They don't even fit into your typical 4xAA plastic snap case, they're that long.

Chris


----------



## mzil (Dec 9, 2016)

After reading HKJ's reviews I know I want a protected version of the Sanyo 14500 but brands like Keeppower aren't all that easy to find in the US, at least with free or low shipping and without having to wait weeks for it to get here from Asia. 

I usually buy from Amazon because their system and deliveries work well for me. What equivalents are there that are easier to come by from US distributers? Illumn and Mtn. Electronics seem to have Keeppowers but the shipping charge is almost as much as the battery itself.

Is it true these are all also using protected Sanyo [now actually owned by Panasonic, I believe] 14500's?: Intl-outdoors, Orbtronic, EVVA, Zebralight

Any others?

= = = = = = =

- _The tasks_:
1/ From the battery thread, list the brands the poster asks about as possibly also using protected Sanyo 14500s.
2/ In the battery thread, take the passage starting at "After reading HKJ's" and ending at "Any others?", and write it out with "Amazon" changed to "eBay".

= = = = = = =

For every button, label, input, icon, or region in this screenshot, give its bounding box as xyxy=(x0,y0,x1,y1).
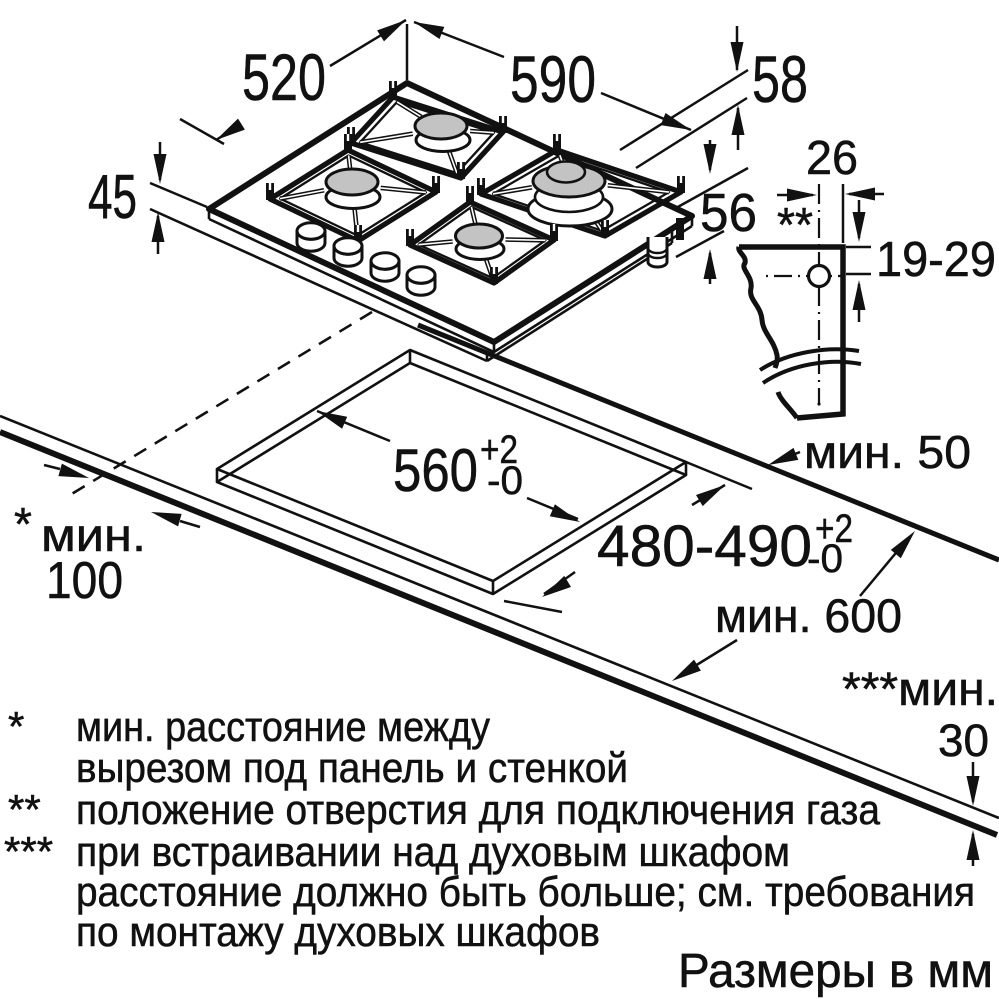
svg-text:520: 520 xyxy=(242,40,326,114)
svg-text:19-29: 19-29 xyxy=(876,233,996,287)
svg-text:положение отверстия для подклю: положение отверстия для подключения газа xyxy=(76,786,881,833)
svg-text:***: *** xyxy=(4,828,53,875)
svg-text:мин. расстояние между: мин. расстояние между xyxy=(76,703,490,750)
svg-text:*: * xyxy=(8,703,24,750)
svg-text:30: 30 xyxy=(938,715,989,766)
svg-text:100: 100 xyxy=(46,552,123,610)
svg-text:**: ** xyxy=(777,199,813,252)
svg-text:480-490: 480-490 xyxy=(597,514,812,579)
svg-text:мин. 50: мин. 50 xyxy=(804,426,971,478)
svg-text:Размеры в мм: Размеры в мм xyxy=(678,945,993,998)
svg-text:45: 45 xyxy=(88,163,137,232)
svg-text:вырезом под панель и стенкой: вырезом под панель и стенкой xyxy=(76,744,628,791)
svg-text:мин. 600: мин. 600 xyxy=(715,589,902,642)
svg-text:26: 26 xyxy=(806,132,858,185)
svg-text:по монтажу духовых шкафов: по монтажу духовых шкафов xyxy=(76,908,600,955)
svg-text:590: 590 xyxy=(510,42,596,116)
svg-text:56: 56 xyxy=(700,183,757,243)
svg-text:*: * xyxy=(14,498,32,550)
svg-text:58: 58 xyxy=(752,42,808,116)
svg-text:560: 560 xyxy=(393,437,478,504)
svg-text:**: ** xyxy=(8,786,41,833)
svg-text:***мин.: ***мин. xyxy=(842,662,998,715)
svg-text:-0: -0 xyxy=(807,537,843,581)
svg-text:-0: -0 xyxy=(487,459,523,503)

= = = = = = =

- _Solution list_:
1/ Intl-outdoors, Orbtronic, EVVA, Zebralight

2/
After reading HKJ's reviews I know I want a protected version of the Sanyo 14500 but brands like Keeppower aren't all that easy to find in the US, at least with free or low shipping and without having to wait weeks for it to get here from Asia. 

I usually buy from eBay because their system and deliveries work well for me. What equivalents are there that are easier to come by from US distributers? Illumn and Mtn. Electronics seem to have Keeppowers but the shipping charge is almost as much as the battery itself.

Is it true these are all also using protected Sanyo [now actually owned by Panasonic, I believe] 14500's?: Intl-outdoors, Orbtronic, EVVA, Zebralight

Any others?